**What the exercise asks**
Copy all of the material below exactly.

**Supplied information**
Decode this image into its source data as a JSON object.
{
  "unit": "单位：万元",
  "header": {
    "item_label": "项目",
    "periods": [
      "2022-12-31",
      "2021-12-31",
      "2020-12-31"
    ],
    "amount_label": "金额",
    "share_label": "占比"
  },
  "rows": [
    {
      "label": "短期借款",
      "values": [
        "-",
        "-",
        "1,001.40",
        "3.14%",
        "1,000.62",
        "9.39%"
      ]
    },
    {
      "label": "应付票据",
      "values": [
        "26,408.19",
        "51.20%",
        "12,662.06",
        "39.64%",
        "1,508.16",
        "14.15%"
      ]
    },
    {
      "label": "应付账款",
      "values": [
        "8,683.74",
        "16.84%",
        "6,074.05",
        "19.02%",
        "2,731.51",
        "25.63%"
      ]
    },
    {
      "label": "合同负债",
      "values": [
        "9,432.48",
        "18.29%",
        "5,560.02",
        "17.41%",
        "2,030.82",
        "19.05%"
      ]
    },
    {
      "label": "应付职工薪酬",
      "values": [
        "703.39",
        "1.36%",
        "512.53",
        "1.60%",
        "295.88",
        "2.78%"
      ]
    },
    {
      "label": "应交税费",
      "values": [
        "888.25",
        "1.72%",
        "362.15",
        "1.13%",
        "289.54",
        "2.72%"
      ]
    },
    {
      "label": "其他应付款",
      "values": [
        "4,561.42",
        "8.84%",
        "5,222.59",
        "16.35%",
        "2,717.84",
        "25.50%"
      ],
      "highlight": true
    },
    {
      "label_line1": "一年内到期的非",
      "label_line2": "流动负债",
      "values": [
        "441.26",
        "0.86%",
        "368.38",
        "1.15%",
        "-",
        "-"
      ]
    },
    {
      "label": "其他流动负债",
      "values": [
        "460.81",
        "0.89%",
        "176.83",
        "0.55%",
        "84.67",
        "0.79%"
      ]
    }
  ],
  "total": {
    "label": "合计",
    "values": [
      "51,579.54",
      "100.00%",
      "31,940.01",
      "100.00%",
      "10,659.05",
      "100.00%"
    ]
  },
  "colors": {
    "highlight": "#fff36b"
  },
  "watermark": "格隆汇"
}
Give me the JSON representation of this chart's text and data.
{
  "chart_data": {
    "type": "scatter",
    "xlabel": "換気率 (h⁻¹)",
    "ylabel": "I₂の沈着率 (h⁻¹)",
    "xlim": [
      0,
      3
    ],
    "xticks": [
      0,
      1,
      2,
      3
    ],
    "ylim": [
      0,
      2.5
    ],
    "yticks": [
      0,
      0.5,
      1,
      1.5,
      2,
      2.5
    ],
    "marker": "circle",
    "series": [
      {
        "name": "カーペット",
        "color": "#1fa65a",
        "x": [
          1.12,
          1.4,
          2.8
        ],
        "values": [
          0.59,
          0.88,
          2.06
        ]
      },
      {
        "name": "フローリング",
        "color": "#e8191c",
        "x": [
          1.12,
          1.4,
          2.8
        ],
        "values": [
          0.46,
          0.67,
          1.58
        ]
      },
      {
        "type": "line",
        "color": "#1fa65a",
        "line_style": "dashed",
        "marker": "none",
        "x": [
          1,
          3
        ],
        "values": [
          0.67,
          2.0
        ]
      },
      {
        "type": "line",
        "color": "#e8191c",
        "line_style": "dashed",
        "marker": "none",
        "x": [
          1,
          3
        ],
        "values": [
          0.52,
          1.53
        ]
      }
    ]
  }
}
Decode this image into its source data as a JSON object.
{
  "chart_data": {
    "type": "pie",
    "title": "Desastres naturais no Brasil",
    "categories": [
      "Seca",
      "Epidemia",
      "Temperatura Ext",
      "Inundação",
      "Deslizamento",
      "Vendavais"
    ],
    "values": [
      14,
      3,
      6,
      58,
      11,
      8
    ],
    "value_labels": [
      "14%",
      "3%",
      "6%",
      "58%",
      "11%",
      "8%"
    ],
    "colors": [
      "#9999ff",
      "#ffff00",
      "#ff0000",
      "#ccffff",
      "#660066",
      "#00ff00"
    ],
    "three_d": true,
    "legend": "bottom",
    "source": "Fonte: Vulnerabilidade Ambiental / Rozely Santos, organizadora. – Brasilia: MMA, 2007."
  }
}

**Exercise output**
Decode this image into its source data as a JSON object.
{
  "unit": "单位：万元",
  "header": {
    "item_label": "项目",
    "periods": [
      "2022-12-31",
      "2021-12-31",
      "2020-12-31"
    ],
    "amount_label": "金额",
    "share_label": "占比"
  },
  "rows": [
    {
      "label": "短期借款",
      "values": [
        "-",
        "-",
        "1,001.40",
        "3.14%",
        "1,000.62",
        "9.39%"
      ]
    },
    {
      "label": "应付票据",
      "values": [
        "26,408.19",
        "51.20%",
        "12,662.06",
        "39.64%",
        "1,508.16",
        "14.15%"
      ]
    },
    {
      "label": "应付账款",
      "values": [
        "8,683.74",
        "16.84%",
        "6,074.05",
        "19.02%",
        "2,731.51",
        "25.63%"
      ]
    },
    {
      "label": "合同负债",
      "values": [
        "9,432.48",
        "18.29%",
        "5,560.02",
        "17.41%",
        "2,030.82",
        "19.05%"
      ]
    },
    {
      "label": "应付职工薪酬",
      "values": [
        "703.39",
        "1.36%",
        "512.53",
        "1.60%",
        "295.88",
        "2.78%"
      ]
    },
    {
      "label": "应交税费",
      "values": [
        "888.25",
        "1.72%",
        "362.15",
        "1.13%",
        "289.54",
        "2.72%"
      ]
    },
    {
      "label": "其他应付款",
      "values": [
        "4,561.42",
        "8.84%",
        "5,222.59",
        "16.35%",
        "2,717.84",
        "25.50%"
      ],
      "highlight": true
    },
    {
      "label_line1": "一年内到期的非",
      "label_line2": "流动负债",
      "values": [
        "441.26",
        "0.86%",
        "368.38",
        "1.15%",
        "-",
        "-"
      ]
    },
    {
      "label": "其他流动负债",
      "values": [
        "460.81",
        "0.89%",
        "176.83",
        "0.55%",
        "84.67",
        "0.79%"
      ]
    }
  ],
  "total": {
    "label": "合计",
    "values": [
      "51,579.54",
      "100.00%",
      "31,940.01",
      "100.00%",
      "10,659.05",
      "100.00%"
    ]
  },
  "colors": {
    "highlight": "#fff36b"
  },
  "watermark": "格隆汇"
}
Give me the JSON representation of this chart's text and data.
{
  "chart_data": {
    "type": "scatter",
    "xlabel": "換気率 (h⁻¹)",
    "ylabel": "I₂の沈着率 (h⁻¹)",
    "xlim": [
      0,
      3
    ],
    "xticks": [
      0,
      1,
      2,
      3
    ],
    "ylim": [
      0,
      2.5
    ],
    "yticks": [
      0,
      0.5,
      1,
      1.5,
      2,
      2.5
    ],
    "marker": "circle",
    "series": [
      {
        "name": "カーペット",
        "color": "#1fa65a",
        "x": [
          1.12,
          1.4,
          2.8
        ],
        "values": [
          0.59,
          0.88,
          2.06
        ]
      },
      {
        "name": "フローリング",
        "color": "#e8191c",
        "x": [
          1.12,
          1.4,
          2.8
        ],
        "values": [
          0.46,
          0.67,
          1.58
        ]
      },
      {
        "type": "line",
        "color": "#1fa65a",
        "line_style": "dashed",
        "marker": "none",
        "x": [
          1,
          3
        ],
        "values": [
          0.67,
          2.0
        ]
      },
      {
        "type": "line",
        "color": "#e8191c",
        "line_style": "dashed",
        "marker": "none",
        "x": [
          1,
          3
        ],
        "values": [
          0.52,
          1.53
        ]
      }
    ]
  }
}
Decode this image into its source data as a JSON object.
{
  "chart_data": {
    "type": "pie",
    "title": "Desastres naturais no Brasil",
    "categories": [
      "Seca",
      "Epidemia",
      "Temperatura Ext",
      "Inundação",
      "Deslizamento",
      "Vendavais"
    ],
    "values": [
      14,
      3,
      6,
      58,
      11,
      8
    ],
    "value_labels": [
      "14%",
      "3%",
      "6%",
      "58%",
      "11%",
      "8%"
    ],
    "colors": [
      "#9999ff",
      "#ffff00",
      "#ff0000",
      "#ccffff",
      "#660066",
      "#00ff00"
    ],
    "three_d": true,
    "legend": "bottom",
    "source": "Fonte: Vulnerabilidade Ambiental / Rozely Santos, organizadora. – Brasilia: MMA, 2007."
  }
}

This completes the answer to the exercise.